Here are some records. Copy each one exactly.
==== Extracted records
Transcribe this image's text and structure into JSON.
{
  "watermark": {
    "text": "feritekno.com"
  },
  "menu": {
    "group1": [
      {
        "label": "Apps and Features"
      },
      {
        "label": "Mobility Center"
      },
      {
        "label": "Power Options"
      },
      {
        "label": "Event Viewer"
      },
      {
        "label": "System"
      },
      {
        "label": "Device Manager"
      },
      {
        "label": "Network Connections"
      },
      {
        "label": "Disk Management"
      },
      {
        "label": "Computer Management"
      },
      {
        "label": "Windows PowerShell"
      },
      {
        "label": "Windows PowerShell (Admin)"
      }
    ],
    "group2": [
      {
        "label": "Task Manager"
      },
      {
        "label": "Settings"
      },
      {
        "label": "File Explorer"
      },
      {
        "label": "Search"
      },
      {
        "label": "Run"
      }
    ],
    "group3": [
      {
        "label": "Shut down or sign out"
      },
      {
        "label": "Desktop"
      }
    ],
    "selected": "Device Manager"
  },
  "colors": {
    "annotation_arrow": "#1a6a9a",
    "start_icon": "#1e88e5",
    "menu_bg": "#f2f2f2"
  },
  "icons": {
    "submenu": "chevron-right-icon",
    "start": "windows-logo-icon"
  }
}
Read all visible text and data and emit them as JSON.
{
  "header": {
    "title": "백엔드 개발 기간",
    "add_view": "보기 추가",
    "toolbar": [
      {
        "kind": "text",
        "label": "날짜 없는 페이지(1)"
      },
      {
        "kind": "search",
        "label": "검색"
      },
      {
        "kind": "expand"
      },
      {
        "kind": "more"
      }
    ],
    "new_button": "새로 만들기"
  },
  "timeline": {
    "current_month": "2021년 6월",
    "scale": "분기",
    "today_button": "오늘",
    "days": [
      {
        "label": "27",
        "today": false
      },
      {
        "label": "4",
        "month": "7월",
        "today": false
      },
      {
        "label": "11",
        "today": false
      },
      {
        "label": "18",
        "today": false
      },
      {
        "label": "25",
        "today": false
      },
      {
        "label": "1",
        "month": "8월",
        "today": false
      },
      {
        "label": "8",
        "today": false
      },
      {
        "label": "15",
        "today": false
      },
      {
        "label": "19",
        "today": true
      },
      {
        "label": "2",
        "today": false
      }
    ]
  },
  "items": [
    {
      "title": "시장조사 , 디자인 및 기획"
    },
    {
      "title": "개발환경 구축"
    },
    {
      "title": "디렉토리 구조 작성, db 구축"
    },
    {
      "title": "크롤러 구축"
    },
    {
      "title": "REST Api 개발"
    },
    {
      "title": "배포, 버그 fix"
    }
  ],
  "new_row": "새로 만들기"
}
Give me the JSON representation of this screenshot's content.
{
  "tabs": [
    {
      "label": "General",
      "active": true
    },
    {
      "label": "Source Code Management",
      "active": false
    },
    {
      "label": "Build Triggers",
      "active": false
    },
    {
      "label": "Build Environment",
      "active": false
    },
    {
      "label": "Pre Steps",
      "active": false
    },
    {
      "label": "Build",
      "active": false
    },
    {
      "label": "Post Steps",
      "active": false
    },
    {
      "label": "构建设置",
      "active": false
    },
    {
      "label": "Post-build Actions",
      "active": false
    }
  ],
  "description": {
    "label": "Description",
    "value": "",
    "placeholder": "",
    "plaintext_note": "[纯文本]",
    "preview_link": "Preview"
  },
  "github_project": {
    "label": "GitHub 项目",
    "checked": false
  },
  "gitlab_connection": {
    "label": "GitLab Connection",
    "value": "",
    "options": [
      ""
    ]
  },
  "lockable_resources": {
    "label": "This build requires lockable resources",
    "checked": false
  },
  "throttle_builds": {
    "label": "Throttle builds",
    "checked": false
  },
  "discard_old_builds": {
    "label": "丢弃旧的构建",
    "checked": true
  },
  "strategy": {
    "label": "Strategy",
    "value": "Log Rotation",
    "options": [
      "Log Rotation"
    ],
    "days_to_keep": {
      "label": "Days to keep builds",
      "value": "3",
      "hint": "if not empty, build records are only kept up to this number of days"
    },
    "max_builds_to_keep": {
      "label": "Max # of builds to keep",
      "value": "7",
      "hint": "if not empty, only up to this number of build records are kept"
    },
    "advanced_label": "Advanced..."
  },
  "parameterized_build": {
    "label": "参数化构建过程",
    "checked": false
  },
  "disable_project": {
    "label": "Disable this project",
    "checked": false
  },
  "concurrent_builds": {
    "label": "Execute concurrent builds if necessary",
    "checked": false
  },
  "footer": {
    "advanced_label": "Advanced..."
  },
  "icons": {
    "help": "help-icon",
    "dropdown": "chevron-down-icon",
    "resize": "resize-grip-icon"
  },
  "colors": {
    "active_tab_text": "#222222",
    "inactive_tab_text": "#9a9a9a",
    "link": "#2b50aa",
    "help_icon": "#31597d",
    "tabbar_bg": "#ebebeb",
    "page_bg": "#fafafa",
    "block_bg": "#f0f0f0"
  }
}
========
- Answer to this exercise
Transcribe this image's text and structure into JSON.
{
  "watermark": {
    "text": "feritekno.com"
  },
  "menu": {
    "group1": [
      {
        "label": "Apps and Features"
      },
      {
        "label": "Mobility Center"
      },
      {
        "label": "Power Options"
      },
      {
        "label": "Event Viewer"
      },
      {
        "label": "System"
      },
      {
        "label": "Device Manager"
      },
      {
        "label": "Network Connections"
      },
      {
        "label": "Disk Management"
      },
      {
        "label": "Computer Management"
      },
      {
        "label": "Windows PowerShell"
      },
      {
        "label": "Windows PowerShell (Admin)"
      }
    ],
    "group2": [
      {
        "label": "Task Manager"
      },
      {
        "label": "Settings"
      },
      {
        "label": "File Explorer"
      },
      {
        "label": "Search"
      },
      {
        "label": "Run"
      }
    ],
    "group3": [
      {
        "label": "Shut down or sign out"
      },
      {
        "label": "Desktop"
      }
    ],
    "selected": "Device Manager"
  },
  "colors": {
    "annotation_arrow": "#1a6a9a",
    "start_icon": "#1e88e5",
    "menu_bg": "#f2f2f2"
  },
  "icons": {
    "submenu": "chevron-right-icon",
    "start": "windows-logo-icon"
  }
}
Read all visible text and data and emit them as JSON.
{
  "header": {
    "title": "백엔드 개발 기간",
    "add_view": "보기 추가",
    "toolbar": [
      {
        "kind": "text",
        "label": "날짜 없는 페이지(1)"
      },
      {
        "kind": "search",
        "label": "검색"
      },
      {
        "kind": "expand"
      },
      {
        "kind": "more"
      }
    ],
    "new_button": "새로 만들기"
  },
  "timeline": {
    "current_month": "2021년 6월",
    "scale": "분기",
    "today_button": "오늘",
    "days": [
      {
        "label": "27",
        "today": false
      },
      {
        "label": "4",
        "month": "7월",
        "today": false
      },
      {
        "label": "11",
        "today": false
      },
      {
        "label": "18",
        "today": false
      },
      {
        "label": "25",
        "today": false
      },
      {
        "label": "1",
        "month": "8월",
        "today": false
      },
      {
        "label": "8",
        "today": false
      },
      {
        "label": "15",
        "today": false
      },
      {
        "label": "19",
        "today": true
      },
      {
        "label": "2",
        "today": false
      }
    ]
  },
  "items": [
    {
      "title": "시장조사 , 디자인 및 기획"
    },
    {
      "title": "개발환경 구축"
    },
    {
      "title": "디렉토리 구조 작성, db 구축"
    },
    {
      "title": "크롤러 구축"
    },
    {
      "title": "REST Api 개발"
    },
    {
      "title": "배포, 버그 fix"
    }
  ],
  "new_row": "새로 만들기"
}
Give me the JSON representation of this screenshot's content.
{
  "tabs": [
    {
      "label": "General",
      "active": true
    },
    {
      "label": "Source Code Management",
      "active": false
    },
    {
      "label": "Build Triggers",
      "active": false
    },
    {
      "label": "Build Environment",
      "active": false
    },
    {
      "label": "Pre Steps",
      "active": false
    },
    {
      "label": "Build",
      "active": false
    },
    {
      "label": "Post Steps",
      "active": false
    },
    {
      "label": "构建设置",
      "active": false
    },
    {
      "label": "Post-build Actions",
      "active": false
    }
  ],
  "description": {
    "label": "Description",
    "value": "",
    "placeholder": "",
    "plaintext_note": "[纯文本]",
    "preview_link": "Preview"
  },
  "github_project": {
    "label": "GitHub 项目",
    "checked": false
  },
  "gitlab_connection": {
    "label": "GitLab Connection",
    "value": "",
    "options": [
      ""
    ]
  },
  "lockable_resources": {
    "label": "This build requires lockable resources",
    "checked": false
  },
  "throttle_builds": {
    "label": "Throttle builds",
    "checked": false
  },
  "discard_old_builds": {
    "label": "丢弃旧的构建",
    "checked": true
  },
  "strategy": {
    "label": "Strategy",
    "value": "Log Rotation",
    "options": [
      "Log Rotation"
    ],
    "days_to_keep": {
      "label": "Days to keep builds",
      "value": "3",
      "hint": "if not empty, build records are only kept up to this number of days"
    },
    "max_builds_to_keep": {
      "label": "Max # of builds to keep",
      "value": "7",
      "hint": "if not empty, only up to this number of build records are kept"
    },
    "advanced_label": "Advanced..."
  },
  "parameterized_build": {
    "label": "参数化构建过程",
    "checked": false
  },
  "disable_project": {
    "label": "Disable this project",
    "checked": false
  },
  "concurrent_builds": {
    "label": "Execute concurrent builds if necessary",
    "checked": false
  },
  "footer": {
    "advanced_label": "Advanced..."
  },
  "icons": {
    "help": "help-icon",
    "dropdown": "chevron-down-icon",
    "resize": "resize-grip-icon"
  },
  "colors": {
    "active_tab_text": "#222222",
    "inactive_tab_text": "#9a9a9a",
    "link": "#2b50aa",
    "help_icon": "#31597d",
    "tabbar_bg": "#ebebeb",
    "page_bg": "#fafafa",
    "block_bg": "#f0f0f0"
  }
}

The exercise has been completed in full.